WHAT IS EXPECTED:
Format every line of the material below as a numbered list, leaving out any blank lines.

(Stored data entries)
"""
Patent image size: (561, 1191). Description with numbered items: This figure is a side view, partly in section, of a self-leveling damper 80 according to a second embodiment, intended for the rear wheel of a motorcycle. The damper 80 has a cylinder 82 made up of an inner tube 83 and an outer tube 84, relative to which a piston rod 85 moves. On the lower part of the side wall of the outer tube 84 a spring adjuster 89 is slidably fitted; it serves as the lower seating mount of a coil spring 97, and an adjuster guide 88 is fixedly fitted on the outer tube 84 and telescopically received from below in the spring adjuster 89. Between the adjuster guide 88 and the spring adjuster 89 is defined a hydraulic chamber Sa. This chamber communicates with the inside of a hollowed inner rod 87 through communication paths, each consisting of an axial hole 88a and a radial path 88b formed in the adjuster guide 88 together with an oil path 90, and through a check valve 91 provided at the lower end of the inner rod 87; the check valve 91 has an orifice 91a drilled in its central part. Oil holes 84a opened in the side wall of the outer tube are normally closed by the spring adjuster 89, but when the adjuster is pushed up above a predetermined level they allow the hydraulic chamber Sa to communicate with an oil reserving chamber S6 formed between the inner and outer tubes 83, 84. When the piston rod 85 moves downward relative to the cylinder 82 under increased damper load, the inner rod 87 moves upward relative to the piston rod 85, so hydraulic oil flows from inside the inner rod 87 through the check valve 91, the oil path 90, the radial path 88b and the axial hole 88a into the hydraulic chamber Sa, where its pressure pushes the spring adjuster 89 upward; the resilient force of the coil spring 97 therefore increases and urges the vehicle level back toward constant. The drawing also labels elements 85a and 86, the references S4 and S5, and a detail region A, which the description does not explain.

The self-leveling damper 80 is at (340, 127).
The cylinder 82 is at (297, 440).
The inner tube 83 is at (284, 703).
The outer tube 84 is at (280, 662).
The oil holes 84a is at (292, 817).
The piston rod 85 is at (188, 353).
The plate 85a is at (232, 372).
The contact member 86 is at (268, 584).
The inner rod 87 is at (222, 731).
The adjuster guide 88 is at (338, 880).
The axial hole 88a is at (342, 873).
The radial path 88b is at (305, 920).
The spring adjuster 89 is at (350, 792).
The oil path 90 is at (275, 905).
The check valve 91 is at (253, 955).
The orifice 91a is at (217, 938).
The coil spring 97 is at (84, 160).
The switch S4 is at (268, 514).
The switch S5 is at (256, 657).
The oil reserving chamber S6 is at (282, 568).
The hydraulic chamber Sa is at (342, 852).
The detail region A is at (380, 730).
"""
THE RESULT:
1. Patent image size: (561, 1191). Description with numbered items: This figure is a side view, partly in section, of a self-leveling damper 80 according to a second embodiment, intended for the rear wheel of a motorcycle. The damper 80 has a cylinder 82 made up of an inner tube 83 and an outer tube 84, relative to which a piston rod 85 moves. On the lower part of the side wall of the outer tube 84 a spring adjuster 89 is slidably fitted; it serves as the lower seating mount of a coil spring 97, and an adjuster guide 88 is fixedly fitted on the outer tube 84 and telescopically received from below in the spring adjuster 89. Between the adjuster guide 88 and the spring adjuster 89 is defined a hydraulic chamber Sa. This chamber communicates with the inside of a hollowed inner rod 87 through communication paths, each consisting of an axial hole 88a and a radial path 88b formed in the adjuster guide 88 together with an oil path 90, and through a check valve 91 provided at the lower end of the inner rod 87; the check valve 91 has an orifice 91a drilled in its central part. Oil holes 84a opened in the side wall of the outer tube are normally closed by the spring adjuster 89, but when the adjuster is pushed up above a predetermined level they allow the hydraulic chamber Sa to communicate with an oil reserving chamber S6 formed between the inner and outer tubes 83, 84. When the piston rod 85 moves downward relative to the cylinder 82 under increased damper load, the inner rod 87 moves upward relative to the piston rod 85, so hydraulic oil flows from inside the inner rod 87 through the check valve 91, the oil path 90, the radial path 88b and the axial hole 88a into the hydraulic chamber Sa, where its pressure pushes the spring adjuster 89 upward; the resilient force of the coil spring 97 therefore increases and urges the vehicle level back toward constant. The drawing also labels elements 85a and 86, the references S4 and S5, and a detail region A, which the description does not explain.
2. The self-leveling damper 80 is at (340, 127).
3. The cylinder 82 is at (297, 440).
4. The inner tube 83 is at (284, 703).
5. The outer tube 84 is at (280, 662).
6. The oil holes 84a is at (292, 817).
7. The piston rod 85 is at (188, 353).
8. The plate 85a is at (232, 372).
9. The contact member 86 is at (268, 584).
10. The inner rod 87 is at (222, 731).
11. The adjuster guide 88 is at (338, 880).
12. The axial hole 88a is at (342, 873).
13. The radial path 88b is at (305, 920).
14. The spring adjuster 89 is at (350, 792).
15. The oil path 90 is at (275, 905).
16. The check valve 91 is at (253, 955).
17. The orifice 91a is at (217, 938).
18. The coil spring 97 is at (84, 160).
19. The switch S4 is at (268, 514).
20. The switch S5 is at (256, 657).
21. The oil reserving chamber S6 is at (282, 568).
22. The hydraulic chamber Sa is at (342, 852).
23. The detail region A is at (380, 730).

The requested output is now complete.